Gather all lines from the material that contain the word "fisso".
=== RECORDS SHOWN ===
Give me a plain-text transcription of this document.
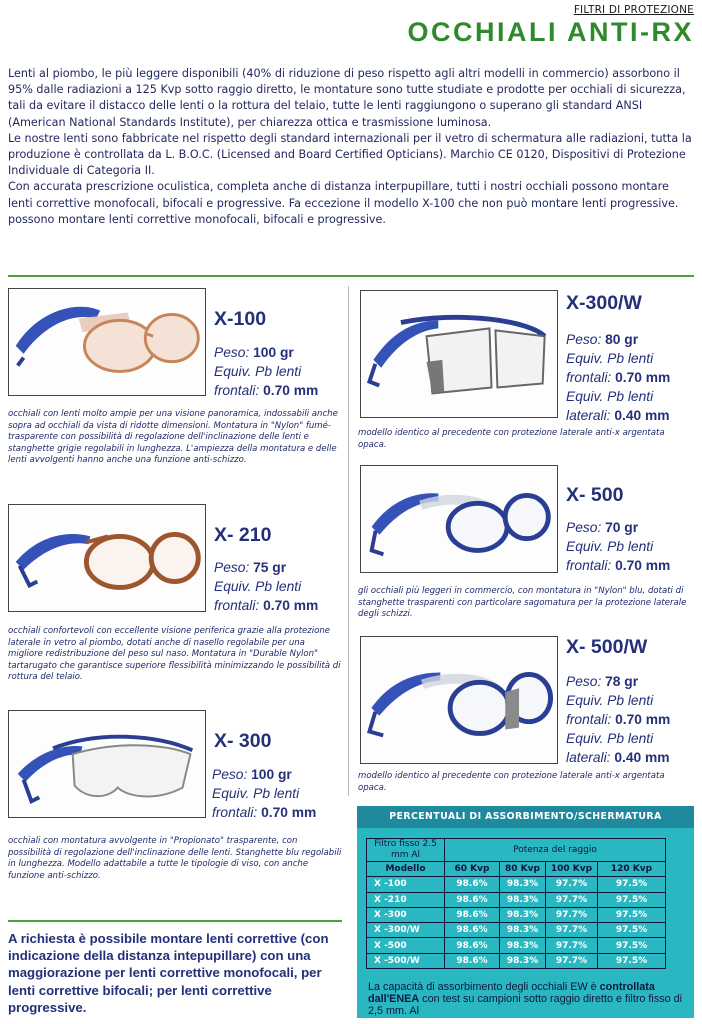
FILTRI DI PROTEZIONE
OCCHIALI ANTI-RX

Lenti al piombo, le più leggere disponibili (40% di riduzione di peso rispetto agli altri modelli in commercio) assorbono il 95% dalle radiazioni a 125 Kvp sotto raggio diretto, le montature sono tutte studiate e prodotte per occhiali di sicurezza, tali da evitare il distacco delle lenti o la rottura del telaio, tutte le lenti raggiungono o superano gli standard ANSI (American National Standards Institute), per chiarezza ottica e trasmissione luminosa.

Le nostre lenti sono fabbricate nel rispetto degli standard internazionali per il vetro di schermatura alle radiazioni, tutta la produzione è controllata da L. B.O.C. (Licensed and Board Certified Opticians). Marchio CE 0120, Dispositivi di Protezione Individuale di Categoria II.

Con accurata prescrizione oculistica, completa anche di distanza interpupillare, tutti i nostri occhiali possono montare lenti correttive monofocali, bifocali e progressive. Fa eccezione il modello X-100 che non può montare lenti progressive. possono montare lenti correttive monofocali, bifocali e progressive.

X-100
Peso: 100 gr
Equiv. Pb lenti
frontali: 0.70 mm
occhiali con lenti molto ampie per una visione panoramica, indossabili anche sopra ad occhiali da vista di ridotte dimensioni. Montatura in "Nylon" fumé-trasparente con possibilità di regolazione dell'inclinazione delle lenti e stanghette grigie regolabili in lunghezza. L'ampiezza della montatura e delle lenti avvolgenti hanno anche una funzione anti-schizzo.
X- 210
Peso: 75 gr
Equiv. Pb lenti
frontali: 0.70 mm
occhiali confortevoli con eccellente visione periferica grazie alla protezione laterale in vetro al piombo, dotati anche di nasello regolabile per una migliore redistribuzione del peso sul naso. Montatura in "Durable Nylon" tartarugato che garantisce superiore flessibilità minimizzando le possibilità di rottura del telaio.
X- 300
Peso: 100 gr
Equiv. Pb lenti
frontali: 0.70 mm
occhiali con montatura avvolgente in "Propionato" trasparente, con possibilità di regolazione dell'inclinazione delle lenti. Stanghette blu regolabili in lunghezza. Modello adattabile a tutte le tipologie di viso, con anche funzione anti-schizzo.
A richiesta è possibile montare lenti correttive (con indicazione della distanza intepupillare) con una maggiorazione per lenti correttive monofocali, per lenti correttive bifocali; per lenti correttive progressive.
X-300/W
Peso: 80 gr
Equiv. Pb lenti
frontali: 0.70 mm
Equiv. Pb lenti
laterali: 0.40 mm
modello identico al precedente con protezione laterale anti-x argentata opaca.
X- 500
Peso: 70 gr
Equiv. Pb lenti
frontali: 0.70 mm
gli occhiali più leggeri in commercio, con montatura in "Nylon" blu, dotati di stanghette trasparenti con particolare sagomatura per la protezione laterale degli schizzi.
X- 500/W
Peso: 78 gr
Equiv. Pb lenti
frontali: 0.70 mm
Equiv. Pb lenti
laterali: 0.40 mm
modello identico al precedente con protezione laterale anti-x argentata opaca.
PERCENTUALI DI ASSORBIMENTO/SCHERMATURA
Filtro fisso 2.5 mm Al	Potenza del raggio			
Modello	60 Kvp	80 Kvp	100 Kvp	120 Kvp
X -100	98.6%	98.3%	97.7%	97.5%
X -210	98.6%	98.3%	97.7%	97.5%
X -300	98.6%	98.3%	97.7%	97.5%
X -300/W	98.6%	98.3%	97.7%	97.5%
X -500	98.6%	98.3%	97.7%	97.5%
X -500/W	98.6%	98.3%	97.7%	97.5%
La capacità di assorbimento degli occhiali EW è controllata dall'ENEA con test su campioni sotto raggio diretto e filtro fisso di 2,5 mm. Al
===
◆ OUTPUT FOR THIS EXERCISE ◆
Filtro fisso 2.5 mm Al	Potenza del raggio			
La capacità di assorbimento degli occhiali EW è controllata dall'ENEA con test su campioni sotto raggio diretto e filtro fisso di 2,5 mm. Al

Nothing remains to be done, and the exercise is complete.